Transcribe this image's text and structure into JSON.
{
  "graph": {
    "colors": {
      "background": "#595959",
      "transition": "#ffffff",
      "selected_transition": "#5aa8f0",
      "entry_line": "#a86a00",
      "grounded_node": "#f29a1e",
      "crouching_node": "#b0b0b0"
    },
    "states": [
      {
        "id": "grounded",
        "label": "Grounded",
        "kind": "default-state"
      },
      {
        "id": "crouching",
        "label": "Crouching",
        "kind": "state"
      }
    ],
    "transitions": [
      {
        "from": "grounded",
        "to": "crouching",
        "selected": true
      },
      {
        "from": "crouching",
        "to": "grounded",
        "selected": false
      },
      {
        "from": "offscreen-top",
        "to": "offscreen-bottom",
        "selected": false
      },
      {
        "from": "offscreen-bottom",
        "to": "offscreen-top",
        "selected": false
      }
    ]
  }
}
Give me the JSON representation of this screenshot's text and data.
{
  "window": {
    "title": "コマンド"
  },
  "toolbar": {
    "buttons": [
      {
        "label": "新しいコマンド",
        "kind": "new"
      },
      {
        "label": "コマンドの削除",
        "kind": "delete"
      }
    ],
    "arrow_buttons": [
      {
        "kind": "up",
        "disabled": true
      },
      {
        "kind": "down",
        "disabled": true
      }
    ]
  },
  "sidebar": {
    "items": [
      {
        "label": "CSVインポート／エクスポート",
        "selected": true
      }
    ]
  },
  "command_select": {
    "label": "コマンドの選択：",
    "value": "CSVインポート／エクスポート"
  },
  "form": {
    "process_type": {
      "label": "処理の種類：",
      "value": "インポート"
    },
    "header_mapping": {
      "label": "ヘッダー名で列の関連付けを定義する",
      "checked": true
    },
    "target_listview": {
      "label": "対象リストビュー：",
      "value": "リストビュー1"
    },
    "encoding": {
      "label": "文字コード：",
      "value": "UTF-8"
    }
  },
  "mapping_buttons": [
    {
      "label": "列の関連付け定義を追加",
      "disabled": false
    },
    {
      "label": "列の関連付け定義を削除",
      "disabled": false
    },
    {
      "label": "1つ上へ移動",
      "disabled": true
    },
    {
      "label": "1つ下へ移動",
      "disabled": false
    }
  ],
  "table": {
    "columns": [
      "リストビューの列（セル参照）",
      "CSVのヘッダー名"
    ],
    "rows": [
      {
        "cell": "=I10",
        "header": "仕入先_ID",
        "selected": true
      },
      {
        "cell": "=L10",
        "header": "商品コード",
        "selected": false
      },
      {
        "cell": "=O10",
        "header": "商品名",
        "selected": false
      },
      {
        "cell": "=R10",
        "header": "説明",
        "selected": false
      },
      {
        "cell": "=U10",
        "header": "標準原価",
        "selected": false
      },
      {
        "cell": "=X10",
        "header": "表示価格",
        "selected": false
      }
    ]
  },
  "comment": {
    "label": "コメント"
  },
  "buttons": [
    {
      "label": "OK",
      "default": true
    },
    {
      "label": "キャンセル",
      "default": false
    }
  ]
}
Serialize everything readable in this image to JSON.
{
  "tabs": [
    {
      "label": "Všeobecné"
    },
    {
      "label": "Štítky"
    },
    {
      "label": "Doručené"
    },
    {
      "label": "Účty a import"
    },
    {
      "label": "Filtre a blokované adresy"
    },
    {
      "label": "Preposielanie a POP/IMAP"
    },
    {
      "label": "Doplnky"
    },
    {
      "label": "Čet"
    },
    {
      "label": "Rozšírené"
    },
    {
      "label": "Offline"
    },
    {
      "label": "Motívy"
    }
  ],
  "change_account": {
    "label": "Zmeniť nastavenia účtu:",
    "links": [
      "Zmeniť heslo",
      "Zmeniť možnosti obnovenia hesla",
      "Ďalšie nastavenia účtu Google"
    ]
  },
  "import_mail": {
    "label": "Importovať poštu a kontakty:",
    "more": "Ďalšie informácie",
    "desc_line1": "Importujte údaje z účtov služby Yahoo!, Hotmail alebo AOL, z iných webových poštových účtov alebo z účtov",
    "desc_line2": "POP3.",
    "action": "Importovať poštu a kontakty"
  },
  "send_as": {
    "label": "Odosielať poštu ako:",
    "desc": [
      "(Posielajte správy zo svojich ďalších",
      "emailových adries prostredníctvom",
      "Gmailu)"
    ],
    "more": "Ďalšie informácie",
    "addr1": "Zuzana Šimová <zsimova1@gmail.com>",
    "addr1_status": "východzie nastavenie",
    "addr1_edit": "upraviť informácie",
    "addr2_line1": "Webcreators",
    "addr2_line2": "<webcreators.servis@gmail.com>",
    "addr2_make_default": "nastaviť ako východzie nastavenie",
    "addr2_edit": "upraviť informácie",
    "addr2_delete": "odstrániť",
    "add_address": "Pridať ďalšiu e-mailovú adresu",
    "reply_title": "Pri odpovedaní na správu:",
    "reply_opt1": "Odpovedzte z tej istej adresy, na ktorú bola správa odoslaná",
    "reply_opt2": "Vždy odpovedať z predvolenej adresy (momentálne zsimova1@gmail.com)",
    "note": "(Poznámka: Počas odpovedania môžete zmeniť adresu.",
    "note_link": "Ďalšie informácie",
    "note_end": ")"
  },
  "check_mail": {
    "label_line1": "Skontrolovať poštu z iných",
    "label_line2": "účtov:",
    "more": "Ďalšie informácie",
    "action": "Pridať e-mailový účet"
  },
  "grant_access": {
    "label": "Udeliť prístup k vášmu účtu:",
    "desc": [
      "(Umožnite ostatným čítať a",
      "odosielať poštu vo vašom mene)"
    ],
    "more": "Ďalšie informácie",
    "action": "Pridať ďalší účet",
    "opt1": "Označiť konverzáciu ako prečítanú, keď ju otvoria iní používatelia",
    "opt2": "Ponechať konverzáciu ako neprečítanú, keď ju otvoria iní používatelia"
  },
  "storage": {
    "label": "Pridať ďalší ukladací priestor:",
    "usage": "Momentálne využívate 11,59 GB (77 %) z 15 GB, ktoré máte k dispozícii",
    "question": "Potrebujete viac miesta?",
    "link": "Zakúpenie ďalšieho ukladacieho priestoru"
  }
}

++++++++

WHAT IS ASKED –
Where does the word "adresu" appear in the listing? List each line that holds it.

TASK SOLUTION –
    "add_address": "Pridať ďalšiu e-mailovú adresu",
    "note": "(Poznámka: Počas odpovedania môžete zmeniť adresu.",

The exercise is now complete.